• _What you should do_: Output all records precisely as written.

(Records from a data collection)
>>>>

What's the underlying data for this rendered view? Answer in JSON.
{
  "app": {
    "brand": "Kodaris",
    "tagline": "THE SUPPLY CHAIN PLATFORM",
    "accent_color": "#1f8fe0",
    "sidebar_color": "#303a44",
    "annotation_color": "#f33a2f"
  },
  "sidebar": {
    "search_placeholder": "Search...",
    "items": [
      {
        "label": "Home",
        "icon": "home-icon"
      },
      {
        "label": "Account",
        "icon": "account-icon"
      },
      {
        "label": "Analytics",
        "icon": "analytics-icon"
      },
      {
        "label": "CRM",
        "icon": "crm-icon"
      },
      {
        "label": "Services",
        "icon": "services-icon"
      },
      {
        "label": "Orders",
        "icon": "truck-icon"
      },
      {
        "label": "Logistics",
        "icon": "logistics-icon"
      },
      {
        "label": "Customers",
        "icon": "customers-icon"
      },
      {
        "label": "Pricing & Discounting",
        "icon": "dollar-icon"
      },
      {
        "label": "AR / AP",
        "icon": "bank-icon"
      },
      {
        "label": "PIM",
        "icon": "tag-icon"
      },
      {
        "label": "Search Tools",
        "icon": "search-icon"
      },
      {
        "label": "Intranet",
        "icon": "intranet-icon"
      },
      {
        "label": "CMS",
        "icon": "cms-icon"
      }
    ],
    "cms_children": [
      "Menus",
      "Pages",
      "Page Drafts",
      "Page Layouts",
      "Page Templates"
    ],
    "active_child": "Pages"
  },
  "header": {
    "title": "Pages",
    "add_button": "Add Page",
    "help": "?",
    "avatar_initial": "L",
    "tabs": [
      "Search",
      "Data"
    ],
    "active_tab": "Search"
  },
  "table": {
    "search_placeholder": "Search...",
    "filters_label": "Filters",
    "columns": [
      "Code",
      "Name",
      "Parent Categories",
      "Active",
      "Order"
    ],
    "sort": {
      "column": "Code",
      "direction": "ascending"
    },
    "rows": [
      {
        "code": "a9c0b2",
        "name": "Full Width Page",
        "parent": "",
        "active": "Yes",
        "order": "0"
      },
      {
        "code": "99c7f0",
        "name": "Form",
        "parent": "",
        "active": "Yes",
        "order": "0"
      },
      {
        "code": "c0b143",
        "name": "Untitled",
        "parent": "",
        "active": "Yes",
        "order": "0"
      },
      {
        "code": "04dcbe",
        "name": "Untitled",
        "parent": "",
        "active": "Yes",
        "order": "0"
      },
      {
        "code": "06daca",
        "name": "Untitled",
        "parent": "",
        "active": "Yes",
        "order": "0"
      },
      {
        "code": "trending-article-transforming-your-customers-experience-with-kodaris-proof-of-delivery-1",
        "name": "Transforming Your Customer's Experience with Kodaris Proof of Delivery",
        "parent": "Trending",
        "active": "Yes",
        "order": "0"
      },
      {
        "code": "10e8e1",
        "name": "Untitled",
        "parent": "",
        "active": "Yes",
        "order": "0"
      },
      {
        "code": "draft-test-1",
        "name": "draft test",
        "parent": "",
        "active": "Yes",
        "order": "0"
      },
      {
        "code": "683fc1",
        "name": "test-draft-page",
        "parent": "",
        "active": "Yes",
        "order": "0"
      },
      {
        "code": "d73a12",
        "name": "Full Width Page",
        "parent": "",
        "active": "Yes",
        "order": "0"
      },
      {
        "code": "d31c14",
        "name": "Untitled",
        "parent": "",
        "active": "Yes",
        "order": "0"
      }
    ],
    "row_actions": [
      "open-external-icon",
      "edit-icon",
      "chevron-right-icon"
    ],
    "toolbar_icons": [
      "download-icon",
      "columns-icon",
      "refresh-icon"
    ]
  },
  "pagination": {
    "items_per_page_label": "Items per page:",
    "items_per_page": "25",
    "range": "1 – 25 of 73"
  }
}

<<<<

• _Exercise output_:
What's the underlying data for this rendered view? Answer in JSON.
{
  "app": {
    "brand": "Kodaris",
    "tagline": "THE SUPPLY CHAIN PLATFORM",
    "accent_color": "#1f8fe0",
    "sidebar_color": "#303a44",
    "annotation_color": "#f33a2f"
  },
  "sidebar": {
    "search_placeholder": "Search...",
    "items": [
      {
        "label": "Home",
        "icon": "home-icon"
      },
      {
        "label": "Account",
        "icon": "account-icon"
      },
      {
        "label": "Analytics",
        "icon": "analytics-icon"
      },
      {
        "label": "CRM",
        "icon": "crm-icon"
      },
      {
        "label": "Services",
        "icon": "services-icon"
      },
      {
        "label": "Orders",
        "icon": "truck-icon"
      },
      {
        "label": "Logistics",
        "icon": "logistics-icon"
      },
      {
        "label": "Customers",
        "icon": "customers-icon"
      },
      {
        "label": "Pricing & Discounting",
        "icon": "dollar-icon"
      },
      {
        "label": "AR / AP",
        "icon": "bank-icon"
      },
      {
        "label": "PIM",
        "icon": "tag-icon"
      },
      {
        "label": "Search Tools",
        "icon": "search-icon"
      },
      {
        "label": "Intranet",
        "icon": "intranet-icon"
      },
      {
        "label": "CMS",
        "icon": "cms-icon"
      }
    ],
    "cms_children": [
      "Menus",
      "Pages",
      "Page Drafts",
      "Page Layouts",
      "Page Templates"
    ],
    "active_child": "Pages"
  },
  "header": {
    "title": "Pages",
    "add_button": "Add Page",
    "help": "?",
    "avatar_initial": "L",
    "tabs": [
      "Search",
      "Data"
    ],
    "active_tab": "Search"
  },
  "table": {
    "search_placeholder": "Search...",
    "filters_label": "Filters",
    "columns": [
      "Code",
      "Name",
      "Parent Categories",
      "Active",
      "Order"
    ],
    "sort": {
      "column": "Code",
      "direction": "ascending"
    },
    "rows": [
      {
        "code": "a9c0b2",
        "name": "Full Width Page",
        "parent": "",
        "active": "Yes",
        "order": "0"
      },
      {
        "code": "99c7f0",
        "name": "Form",
        "parent": "",
        "active": "Yes",
        "order": "0"
      },
      {
        "code": "c0b143",
        "name": "Untitled",
        "parent": "",
        "active": "Yes",
        "order": "0"
      },
      {
        "code": "04dcbe",
        "name": "Untitled",
        "parent": "",
        "active": "Yes",
        "order": "0"
      },
      {
        "code": "06daca",
        "name": "Untitled",
        "parent": "",
        "active": "Yes",
        "order": "0"
      },
      {
        "code": "trending-article-transforming-your-customers-experience-with-kodaris-proof-of-delivery-1",
        "name": "Transforming Your Customer's Experience with Kodaris Proof of Delivery",
        "parent": "Trending",
        "active": "Yes",
        "order": "0"
      },
      {
        "code": "10e8e1",
        "name": "Untitled",
        "parent": "",
        "active": "Yes",
        "order": "0"
      },
      {
        "code": "draft-test-1",
        "name": "draft test",
        "parent": "",
        "active": "Yes",
        "order": "0"
      },
      {
        "code": "683fc1",
        "name": "test-draft-page",
        "parent": "",
        "active": "Yes",
        "order": "0"
      },
      {
        "code": "d73a12",
        "name": "Full Width Page",
        "parent": "",
        "active": "Yes",
        "order": "0"
      },
      {
        "code": "d31c14",
        "name": "Untitled",
        "parent": "",
        "active": "Yes",
        "order": "0"
      }
    ],
    "row_actions": [
      "open-external-icon",
      "edit-icon",
      "chevron-right-icon"
    ],
    "toolbar_icons": [
      "download-icon",
      "columns-icon",
      "refresh-icon"
    ]
  },
  "pagination": {
    "items_per_page_label": "Items per page:",
    "items_per_page": "25",
    "range": "1 – 25 of 73"
  }
}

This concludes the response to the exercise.